═══ Record excerpts ═══

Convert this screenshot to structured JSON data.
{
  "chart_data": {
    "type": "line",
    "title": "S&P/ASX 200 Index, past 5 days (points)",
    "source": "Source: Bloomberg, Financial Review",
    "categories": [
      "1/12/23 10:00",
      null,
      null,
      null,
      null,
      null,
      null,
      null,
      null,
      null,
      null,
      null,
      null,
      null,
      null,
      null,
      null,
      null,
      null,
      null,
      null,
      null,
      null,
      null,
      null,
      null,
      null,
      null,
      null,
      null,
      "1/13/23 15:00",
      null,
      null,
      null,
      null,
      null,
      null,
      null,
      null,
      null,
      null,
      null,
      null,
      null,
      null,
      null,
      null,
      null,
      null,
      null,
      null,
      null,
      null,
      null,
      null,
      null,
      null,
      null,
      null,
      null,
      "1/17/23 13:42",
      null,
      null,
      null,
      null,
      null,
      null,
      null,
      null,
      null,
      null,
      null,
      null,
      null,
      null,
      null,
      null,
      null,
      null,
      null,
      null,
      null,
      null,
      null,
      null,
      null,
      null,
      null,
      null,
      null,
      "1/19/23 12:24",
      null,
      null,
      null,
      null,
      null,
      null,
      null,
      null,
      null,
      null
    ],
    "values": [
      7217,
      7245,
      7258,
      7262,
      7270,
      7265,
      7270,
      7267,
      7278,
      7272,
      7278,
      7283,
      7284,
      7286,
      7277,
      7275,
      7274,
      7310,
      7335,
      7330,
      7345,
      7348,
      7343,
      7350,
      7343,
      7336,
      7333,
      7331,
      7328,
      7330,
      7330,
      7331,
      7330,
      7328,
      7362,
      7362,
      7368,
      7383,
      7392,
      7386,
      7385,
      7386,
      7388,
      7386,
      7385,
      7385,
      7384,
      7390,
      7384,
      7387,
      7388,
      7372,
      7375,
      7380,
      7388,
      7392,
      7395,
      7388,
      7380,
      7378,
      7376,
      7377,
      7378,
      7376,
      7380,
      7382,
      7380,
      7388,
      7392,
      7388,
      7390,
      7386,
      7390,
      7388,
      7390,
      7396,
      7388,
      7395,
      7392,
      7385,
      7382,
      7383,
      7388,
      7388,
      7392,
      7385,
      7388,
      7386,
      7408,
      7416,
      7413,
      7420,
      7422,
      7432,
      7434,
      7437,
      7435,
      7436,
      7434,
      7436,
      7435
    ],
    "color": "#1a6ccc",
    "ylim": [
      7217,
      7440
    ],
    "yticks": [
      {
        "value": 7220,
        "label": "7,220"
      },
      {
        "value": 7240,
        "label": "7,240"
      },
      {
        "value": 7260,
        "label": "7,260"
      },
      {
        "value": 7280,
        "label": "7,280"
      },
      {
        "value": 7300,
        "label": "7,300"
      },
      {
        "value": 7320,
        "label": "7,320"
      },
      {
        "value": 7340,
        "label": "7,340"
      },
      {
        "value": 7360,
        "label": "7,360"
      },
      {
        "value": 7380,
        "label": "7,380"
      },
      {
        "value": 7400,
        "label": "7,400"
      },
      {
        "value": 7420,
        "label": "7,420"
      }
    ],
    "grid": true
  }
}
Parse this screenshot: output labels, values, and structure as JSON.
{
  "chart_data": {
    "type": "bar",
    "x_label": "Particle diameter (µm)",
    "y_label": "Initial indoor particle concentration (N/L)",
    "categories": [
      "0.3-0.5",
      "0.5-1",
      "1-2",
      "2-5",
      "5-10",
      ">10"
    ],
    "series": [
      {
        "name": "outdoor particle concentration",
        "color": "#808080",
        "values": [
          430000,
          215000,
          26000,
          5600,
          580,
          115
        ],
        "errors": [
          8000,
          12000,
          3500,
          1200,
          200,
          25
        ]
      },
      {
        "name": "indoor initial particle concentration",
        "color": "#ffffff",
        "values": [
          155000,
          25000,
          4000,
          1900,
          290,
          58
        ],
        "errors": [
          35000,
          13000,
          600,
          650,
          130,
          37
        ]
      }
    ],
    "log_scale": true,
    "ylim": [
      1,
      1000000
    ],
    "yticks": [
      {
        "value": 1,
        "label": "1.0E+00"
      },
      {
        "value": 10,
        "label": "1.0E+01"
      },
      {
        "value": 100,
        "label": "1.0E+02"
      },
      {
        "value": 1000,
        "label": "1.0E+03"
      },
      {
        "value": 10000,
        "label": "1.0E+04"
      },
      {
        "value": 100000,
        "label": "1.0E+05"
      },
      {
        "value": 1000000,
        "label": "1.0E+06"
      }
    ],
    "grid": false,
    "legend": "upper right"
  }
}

═══

- **What to do**: Each line of the material above needs to be quoted exactly, please.

- **Result of the task**:
Convert this screenshot to structured JSON data.
{
  "chart_data": {
    "type": "line",
    "title": "S&P/ASX 200 Index, past 5 days (points)",
    "source": "Source: Bloomberg, Financial Review",
    "categories": [
      "1/12/23 10:00",
      null,
      null,
      null,
      null,
      null,
      null,
      null,
      null,
      null,
      null,
      null,
      null,
      null,
      null,
      null,
      null,
      null,
      null,
      null,
      null,
      null,
      null,
      null,
      null,
      null,
      null,
      null,
      null,
      null,
      "1/13/23 15:00",
      null,
      null,
      null,
      null,
      null,
      null,
      null,
      null,
      null,
      null,
      null,
      null,
      null,
      null,
      null,
      null,
      null,
      null,
      null,
      null,
      null,
      null,
      null,
      null,
      null,
      null,
      null,
      null,
      null,
      "1/17/23 13:42",
      null,
      null,
      null,
      null,
      null,
      null,
      null,
      null,
      null,
      null,
      null,
      null,
      null,
      null,
      null,
      null,
      null,
      null,
      null,
      null,
      null,
      null,
      null,
      null,
      null,
      null,
      null,
      null,
      null,
      "1/19/23 12:24",
      null,
      null,
      null,
      null,
      null,
      null,
      null,
      null,
      null,
      null
    ],
    "values": [
      7217,
      7245,
      7258,
      7262,
      7270,
      7265,
      7270,
      7267,
      7278,
      7272,
      7278,
      7283,
      7284,
      7286,
      7277,
      7275,
      7274,
      7310,
      7335,
      7330,
      7345,
      7348,
      7343,
      7350,
      7343,
      7336,
      7333,
      7331,
      7328,
      7330,
      7330,
      7331,
      7330,
      7328,
      7362,
      7362,
      7368,
      7383,
      7392,
      7386,
      7385,
      7386,
      7388,
      7386,
      7385,
      7385,
      7384,
      7390,
      7384,
      7387,
      7388,
      7372,
      7375,
      7380,
      7388,
      7392,
      7395,
      7388,
      7380,
      7378,
      7376,
      7377,
      7378,
      7376,
      7380,
      7382,
      7380,
      7388,
      7392,
      7388,
      7390,
      7386,
      7390,
      7388,
      7390,
      7396,
      7388,
      7395,
      7392,
      7385,
      7382,
      7383,
      7388,
      7388,
      7392,
      7385,
      7388,
      7386,
      7408,
      7416,
      7413,
      7420,
      7422,
      7432,
      7434,
      7437,
      7435,
      7436,
      7434,
      7436,
      7435
    ],
    "color": "#1a6ccc",
    "ylim": [
      7217,
      7440
    ],
    "yticks": [
      {
        "value": 7220,
        "label": "7,220"
      },
      {
        "value": 7240,
        "label": "7,240"
      },
      {
        "value": 7260,
        "label": "7,260"
      },
      {
        "value": 7280,
        "label": "7,280"
      },
      {
        "value": 7300,
        "label": "7,300"
      },
      {
        "value": 7320,
        "label": "7,320"
      },
      {
        "value": 7340,
        "label": "7,340"
      },
      {
        "value": 7360,
        "label": "7,360"
      },
      {
        "value": 7380,
        "label": "7,380"
      },
      {
        "value": 7400,
        "label": "7,400"
      },
      {
        "value": 7420,
        "label": "7,420"
      }
    ],
    "grid": true
  }
}
Parse this screenshot: output labels, values, and structure as JSON.
{
  "chart_data": {
    "type": "bar",
    "x_label": "Particle diameter (µm)",
    "y_label": "Initial indoor particle concentration (N/L)",
    "categories": [
      "0.3-0.5",
      "0.5-1",
      "1-2",
      "2-5",
      "5-10",
      ">10"
    ],
    "series": [
      {
        "name": "outdoor particle concentration",
        "color": "#808080",
        "values": [
          430000,
          215000,
          26000,
          5600,
          580,
          115
        ],
        "errors": [
          8000,
          12000,
          3500,
          1200,
          200,
          25
        ]
      },
      {
        "name": "indoor initial particle concentration",
        "color": "#ffffff",
        "values": [
          155000,
          25000,
          4000,
          1900,
          290,
          58
        ],
        "errors": [
          35000,
          13000,
          600,
          650,
          130,
          37
        ]
      }
    ],
    "log_scale": true,
    "ylim": [
      1,
      1000000
    ],
    "yticks": [
      {
        "value": 1,
        "label": "1.0E+00"
      },
      {
        "value": 10,
        "label": "1.0E+01"
      },
      {
        "value": 100,
        "label": "1.0E+02"
      },
      {
        "value": 1000,
        "label": "1.0E+03"
      },
      {
        "value": 10000,
        "label": "1.0E+04"
      },
      {
        "value": 100000,
        "label": "1.0E+05"
      },
      {
        "value": 1000000,
        "label": "1.0E+06"
      }
    ],
    "grid": false,
    "legend": "upper right"
  }
}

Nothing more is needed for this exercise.